■ Task details ■
Return all of the entries exactly, with nothing added or left out.

(Saved entries)

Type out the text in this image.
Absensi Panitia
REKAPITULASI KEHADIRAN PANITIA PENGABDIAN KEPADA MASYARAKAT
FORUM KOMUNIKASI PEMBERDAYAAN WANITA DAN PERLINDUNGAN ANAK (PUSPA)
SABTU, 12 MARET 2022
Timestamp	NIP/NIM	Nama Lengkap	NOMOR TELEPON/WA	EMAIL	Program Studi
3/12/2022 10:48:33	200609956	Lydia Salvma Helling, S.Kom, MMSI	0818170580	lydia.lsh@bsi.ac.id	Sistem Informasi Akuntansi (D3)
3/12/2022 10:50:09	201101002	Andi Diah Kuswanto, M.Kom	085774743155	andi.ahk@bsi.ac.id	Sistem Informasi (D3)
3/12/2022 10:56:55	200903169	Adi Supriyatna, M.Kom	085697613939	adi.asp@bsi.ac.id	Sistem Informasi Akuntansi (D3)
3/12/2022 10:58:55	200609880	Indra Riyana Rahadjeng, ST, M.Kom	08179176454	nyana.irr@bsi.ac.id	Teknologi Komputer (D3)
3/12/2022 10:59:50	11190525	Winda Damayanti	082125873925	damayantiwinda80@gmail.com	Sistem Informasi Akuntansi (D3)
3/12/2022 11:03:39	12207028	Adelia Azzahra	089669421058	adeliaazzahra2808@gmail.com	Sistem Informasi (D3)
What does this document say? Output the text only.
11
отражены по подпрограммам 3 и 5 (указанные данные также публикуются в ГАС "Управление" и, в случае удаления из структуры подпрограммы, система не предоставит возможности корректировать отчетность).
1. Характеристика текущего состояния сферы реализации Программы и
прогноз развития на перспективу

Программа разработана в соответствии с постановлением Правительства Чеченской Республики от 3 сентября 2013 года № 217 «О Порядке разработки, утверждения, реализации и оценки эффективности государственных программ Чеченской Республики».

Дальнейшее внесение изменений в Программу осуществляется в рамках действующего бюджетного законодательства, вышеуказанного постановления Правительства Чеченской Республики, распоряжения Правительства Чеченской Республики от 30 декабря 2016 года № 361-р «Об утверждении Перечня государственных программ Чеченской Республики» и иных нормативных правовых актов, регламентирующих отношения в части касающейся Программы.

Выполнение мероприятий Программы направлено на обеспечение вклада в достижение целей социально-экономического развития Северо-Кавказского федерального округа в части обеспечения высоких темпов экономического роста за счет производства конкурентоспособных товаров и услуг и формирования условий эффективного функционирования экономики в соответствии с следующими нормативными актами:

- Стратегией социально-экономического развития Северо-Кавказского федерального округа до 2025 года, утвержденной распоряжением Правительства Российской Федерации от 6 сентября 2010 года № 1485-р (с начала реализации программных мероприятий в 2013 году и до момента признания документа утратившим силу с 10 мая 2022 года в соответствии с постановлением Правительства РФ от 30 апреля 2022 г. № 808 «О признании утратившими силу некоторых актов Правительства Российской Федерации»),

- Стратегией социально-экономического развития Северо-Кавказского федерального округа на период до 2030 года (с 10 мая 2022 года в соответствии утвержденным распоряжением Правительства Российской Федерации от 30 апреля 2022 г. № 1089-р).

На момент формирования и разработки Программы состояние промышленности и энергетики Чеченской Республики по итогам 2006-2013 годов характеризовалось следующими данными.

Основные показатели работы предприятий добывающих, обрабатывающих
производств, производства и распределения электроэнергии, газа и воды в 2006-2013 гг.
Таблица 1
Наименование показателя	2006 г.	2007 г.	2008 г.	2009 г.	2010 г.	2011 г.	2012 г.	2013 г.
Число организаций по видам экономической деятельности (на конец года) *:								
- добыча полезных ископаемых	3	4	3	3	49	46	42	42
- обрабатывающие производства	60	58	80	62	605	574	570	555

■ Task output ■
Type out the text in this image.
Absensi Panitia
REKAPITULASI KEHADIRAN PANITIA PENGABDIAN KEPADA MASYARAKAT
FORUM KOMUNIKASI PEMBERDAYAAN WANITA DAN PERLINDUNGAN ANAK (PUSPA)
SABTU, 12 MARET 2022
Timestamp	NIP/NIM	Nama Lengkap	NOMOR TELEPON/WA	EMAIL	Program Studi
3/12/2022 10:48:33	200609956	Lydia Salvma Helling, S.Kom, MMSI	0818170580	lydia.lsh@bsi.ac.id	Sistem Informasi Akuntansi (D3)
3/12/2022 10:50:09	201101002	Andi Diah Kuswanto, M.Kom	085774743155	andi.ahk@bsi.ac.id	Sistem Informasi (D3)
3/12/2022 10:56:55	200903169	Adi Supriyatna, M.Kom	085697613939	adi.asp@bsi.ac.id	Sistem Informasi Akuntansi (D3)
3/12/2022 10:58:55	200609880	Indra Riyana Rahadjeng, ST, M.Kom	08179176454	nyana.irr@bsi.ac.id	Teknologi Komputer (D3)
3/12/2022 10:59:50	11190525	Winda Damayanti	082125873925	damayantiwinda80@gmail.com	Sistem Informasi Akuntansi (D3)
3/12/2022 11:03:39	12207028	Adelia Azzahra	089669421058	adeliaazzahra2808@gmail.com	Sistem Informasi (D3)
What does this document say? Output the text only.
11
отражены по подпрограммам 3 и 5 (указанные данные также публикуются в ГАС "Управление" и, в случае удаления из структуры подпрограммы, система не предоставит возможности корректировать отчетность).
1. Характеристика текущего состояния сферы реализации Программы и
прогноз развития на перспективу

Программа разработана в соответствии с постановлением Правительства Чеченской Республики от 3 сентября 2013 года № 217 «О Порядке разработки, утверждения, реализации и оценки эффективности государственных программ Чеченской Республики».

Дальнейшее внесение изменений в Программу осуществляется в рамках действующего бюджетного законодательства, вышеуказанного постановления Правительства Чеченской Республики, распоряжения Правительства Чеченской Республики от 30 декабря 2016 года № 361-р «Об утверждении Перечня государственных программ Чеченской Республики» и иных нормативных правовых актов, регламентирующих отношения в части касающейся Программы.

Выполнение мероприятий Программы направлено на обеспечение вклада в достижение целей социально-экономического развития Северо-Кавказского федерального округа в части обеспечения высоких темпов экономического роста за счет производства конкурентоспособных товаров и услуг и формирования условий эффективного функционирования экономики в соответствии с следующими нормативными актами:

- Стратегией социально-экономического развития Северо-Кавказского федерального округа до 2025 года, утвержденной распоряжением Правительства Российской Федерации от 6 сентября 2010 года № 1485-р (с начала реализации программных мероприятий в 2013 году и до момента признания документа утратившим силу с 10 мая 2022 года в соответствии с постановлением Правительства РФ от 30 апреля 2022 г. № 808 «О признании утратившими силу некоторых актов Правительства Российской Федерации»),

- Стратегией социально-экономического развития Северо-Кавказского федерального округа на период до 2030 года (с 10 мая 2022 года в соответствии утвержденным распоряжением Правительства Российской Федерации от 30 апреля 2022 г. № 1089-р).

На момент формирования и разработки Программы состояние промышленности и энергетики Чеченской Республики по итогам 2006-2013 годов характеризовалось следующими данными.

Основные показатели работы предприятий добывающих, обрабатывающих
производств, производства и распределения электроэнергии, газа и воды в 2006-2013 гг.
Таблица 1
Наименование показателя	2006 г.	2007 г.	2008 г.	2009 г.	2010 г.	2011 г.	2012 г.	2013 г.
Число организаций по видам экономической деятельности (на конец года) *:								
- добыча полезных ископаемых	3	4	3	3	49	46	42	42
- обрабатывающие производства	60	58	80	62	605	574	570	555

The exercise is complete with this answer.